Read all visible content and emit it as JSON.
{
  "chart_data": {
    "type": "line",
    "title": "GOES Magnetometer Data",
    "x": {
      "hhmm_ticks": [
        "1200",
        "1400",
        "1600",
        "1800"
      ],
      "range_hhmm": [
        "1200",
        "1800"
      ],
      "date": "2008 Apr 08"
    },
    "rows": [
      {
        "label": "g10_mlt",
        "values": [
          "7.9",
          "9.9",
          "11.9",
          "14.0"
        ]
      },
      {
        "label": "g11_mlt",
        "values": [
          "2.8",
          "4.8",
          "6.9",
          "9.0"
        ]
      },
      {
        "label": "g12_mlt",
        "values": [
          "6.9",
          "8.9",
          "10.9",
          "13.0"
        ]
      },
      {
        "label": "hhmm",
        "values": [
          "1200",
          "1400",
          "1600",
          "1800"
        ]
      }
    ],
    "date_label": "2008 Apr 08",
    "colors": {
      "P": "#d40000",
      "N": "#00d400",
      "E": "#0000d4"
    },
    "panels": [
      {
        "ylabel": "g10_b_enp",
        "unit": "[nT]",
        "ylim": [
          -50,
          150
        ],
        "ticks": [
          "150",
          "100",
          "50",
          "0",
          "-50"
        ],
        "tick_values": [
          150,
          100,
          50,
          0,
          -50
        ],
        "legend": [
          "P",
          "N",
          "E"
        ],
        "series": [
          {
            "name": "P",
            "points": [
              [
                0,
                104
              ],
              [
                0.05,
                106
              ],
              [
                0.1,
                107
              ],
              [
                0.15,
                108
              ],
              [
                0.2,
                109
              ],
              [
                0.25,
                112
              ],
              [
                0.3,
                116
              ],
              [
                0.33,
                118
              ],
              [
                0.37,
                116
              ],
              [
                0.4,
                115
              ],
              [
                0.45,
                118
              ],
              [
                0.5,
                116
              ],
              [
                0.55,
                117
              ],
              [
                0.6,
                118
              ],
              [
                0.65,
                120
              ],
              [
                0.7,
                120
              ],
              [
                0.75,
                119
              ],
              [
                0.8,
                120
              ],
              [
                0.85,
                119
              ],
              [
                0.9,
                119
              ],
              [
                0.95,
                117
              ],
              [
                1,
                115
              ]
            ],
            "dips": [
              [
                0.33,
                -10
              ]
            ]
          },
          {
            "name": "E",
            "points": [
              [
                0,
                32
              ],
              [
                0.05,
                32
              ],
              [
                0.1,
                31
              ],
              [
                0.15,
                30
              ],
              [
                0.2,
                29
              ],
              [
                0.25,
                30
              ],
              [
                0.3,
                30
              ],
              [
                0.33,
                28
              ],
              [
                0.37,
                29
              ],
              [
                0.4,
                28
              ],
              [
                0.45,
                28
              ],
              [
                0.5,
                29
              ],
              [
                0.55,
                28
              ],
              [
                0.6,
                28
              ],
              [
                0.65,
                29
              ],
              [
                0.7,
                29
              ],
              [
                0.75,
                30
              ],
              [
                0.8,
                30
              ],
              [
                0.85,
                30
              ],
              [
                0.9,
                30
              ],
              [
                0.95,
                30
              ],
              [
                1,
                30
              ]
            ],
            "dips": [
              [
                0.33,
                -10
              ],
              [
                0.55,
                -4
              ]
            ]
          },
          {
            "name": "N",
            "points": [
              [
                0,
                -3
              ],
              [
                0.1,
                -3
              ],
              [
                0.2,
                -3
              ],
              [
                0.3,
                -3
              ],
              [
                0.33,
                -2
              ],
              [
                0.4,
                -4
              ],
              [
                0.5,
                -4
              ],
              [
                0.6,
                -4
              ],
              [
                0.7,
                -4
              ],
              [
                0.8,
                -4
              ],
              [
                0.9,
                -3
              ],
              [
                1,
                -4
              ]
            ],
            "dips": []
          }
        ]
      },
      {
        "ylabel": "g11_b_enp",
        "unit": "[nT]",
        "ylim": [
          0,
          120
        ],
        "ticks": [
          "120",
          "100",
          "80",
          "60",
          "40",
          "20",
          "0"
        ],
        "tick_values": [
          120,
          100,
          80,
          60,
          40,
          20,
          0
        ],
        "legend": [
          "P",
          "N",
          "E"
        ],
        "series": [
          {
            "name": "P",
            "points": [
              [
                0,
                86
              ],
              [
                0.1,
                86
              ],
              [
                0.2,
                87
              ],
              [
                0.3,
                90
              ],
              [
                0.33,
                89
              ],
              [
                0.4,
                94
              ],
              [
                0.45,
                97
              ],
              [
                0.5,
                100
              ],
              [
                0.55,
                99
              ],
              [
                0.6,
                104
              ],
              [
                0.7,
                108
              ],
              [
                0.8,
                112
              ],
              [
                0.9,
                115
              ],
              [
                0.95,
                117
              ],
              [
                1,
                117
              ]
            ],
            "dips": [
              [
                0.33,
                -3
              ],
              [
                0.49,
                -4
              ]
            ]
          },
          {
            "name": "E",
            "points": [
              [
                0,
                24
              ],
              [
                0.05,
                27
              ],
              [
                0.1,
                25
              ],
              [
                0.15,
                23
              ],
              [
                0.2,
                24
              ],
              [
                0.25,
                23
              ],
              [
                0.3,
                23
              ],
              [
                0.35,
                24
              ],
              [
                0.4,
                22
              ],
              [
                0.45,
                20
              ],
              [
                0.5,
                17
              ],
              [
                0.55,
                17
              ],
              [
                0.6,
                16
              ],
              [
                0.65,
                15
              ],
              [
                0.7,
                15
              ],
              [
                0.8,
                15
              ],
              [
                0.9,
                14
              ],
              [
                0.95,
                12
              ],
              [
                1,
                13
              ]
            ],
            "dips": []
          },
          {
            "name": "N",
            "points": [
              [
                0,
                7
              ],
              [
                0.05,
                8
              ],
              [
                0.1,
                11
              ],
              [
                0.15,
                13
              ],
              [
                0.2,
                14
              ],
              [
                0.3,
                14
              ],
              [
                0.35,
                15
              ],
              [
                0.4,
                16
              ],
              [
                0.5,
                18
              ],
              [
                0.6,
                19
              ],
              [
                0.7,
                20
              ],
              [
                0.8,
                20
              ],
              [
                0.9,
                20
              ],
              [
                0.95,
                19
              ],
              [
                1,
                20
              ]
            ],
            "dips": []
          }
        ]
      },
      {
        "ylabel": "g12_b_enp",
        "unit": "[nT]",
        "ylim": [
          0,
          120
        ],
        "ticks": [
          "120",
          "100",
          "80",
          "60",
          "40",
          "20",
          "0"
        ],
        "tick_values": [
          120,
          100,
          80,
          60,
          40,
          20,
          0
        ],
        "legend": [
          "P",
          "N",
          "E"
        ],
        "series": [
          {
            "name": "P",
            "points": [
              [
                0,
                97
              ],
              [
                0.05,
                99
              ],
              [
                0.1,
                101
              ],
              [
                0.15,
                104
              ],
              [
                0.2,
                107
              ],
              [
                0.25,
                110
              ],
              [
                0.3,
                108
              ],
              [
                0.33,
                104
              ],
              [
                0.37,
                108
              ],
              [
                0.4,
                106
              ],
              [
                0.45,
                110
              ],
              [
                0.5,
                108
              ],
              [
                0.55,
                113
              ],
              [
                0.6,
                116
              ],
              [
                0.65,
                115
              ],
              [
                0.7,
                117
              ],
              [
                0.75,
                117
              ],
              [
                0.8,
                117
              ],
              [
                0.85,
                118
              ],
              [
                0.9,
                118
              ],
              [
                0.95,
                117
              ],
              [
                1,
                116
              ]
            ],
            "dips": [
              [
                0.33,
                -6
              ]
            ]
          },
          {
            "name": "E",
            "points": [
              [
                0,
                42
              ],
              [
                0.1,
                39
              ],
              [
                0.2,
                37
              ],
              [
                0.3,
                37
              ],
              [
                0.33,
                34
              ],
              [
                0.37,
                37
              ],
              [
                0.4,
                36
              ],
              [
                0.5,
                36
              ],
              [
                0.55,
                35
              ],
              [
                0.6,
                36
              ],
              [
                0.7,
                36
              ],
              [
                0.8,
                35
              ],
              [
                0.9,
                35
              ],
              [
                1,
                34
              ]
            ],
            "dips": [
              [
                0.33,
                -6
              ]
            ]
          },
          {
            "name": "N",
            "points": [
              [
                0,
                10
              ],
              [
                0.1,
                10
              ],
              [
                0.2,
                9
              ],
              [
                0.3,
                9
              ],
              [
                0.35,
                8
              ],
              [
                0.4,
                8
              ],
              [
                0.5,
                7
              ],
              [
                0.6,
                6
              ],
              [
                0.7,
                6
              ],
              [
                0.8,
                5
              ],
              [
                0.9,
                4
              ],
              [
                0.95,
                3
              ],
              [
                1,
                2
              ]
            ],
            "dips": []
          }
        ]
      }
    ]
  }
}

» To be done: Determine how many lines contain the word "ylabel" and reply with that number alone.

» Solution for this exercise: 3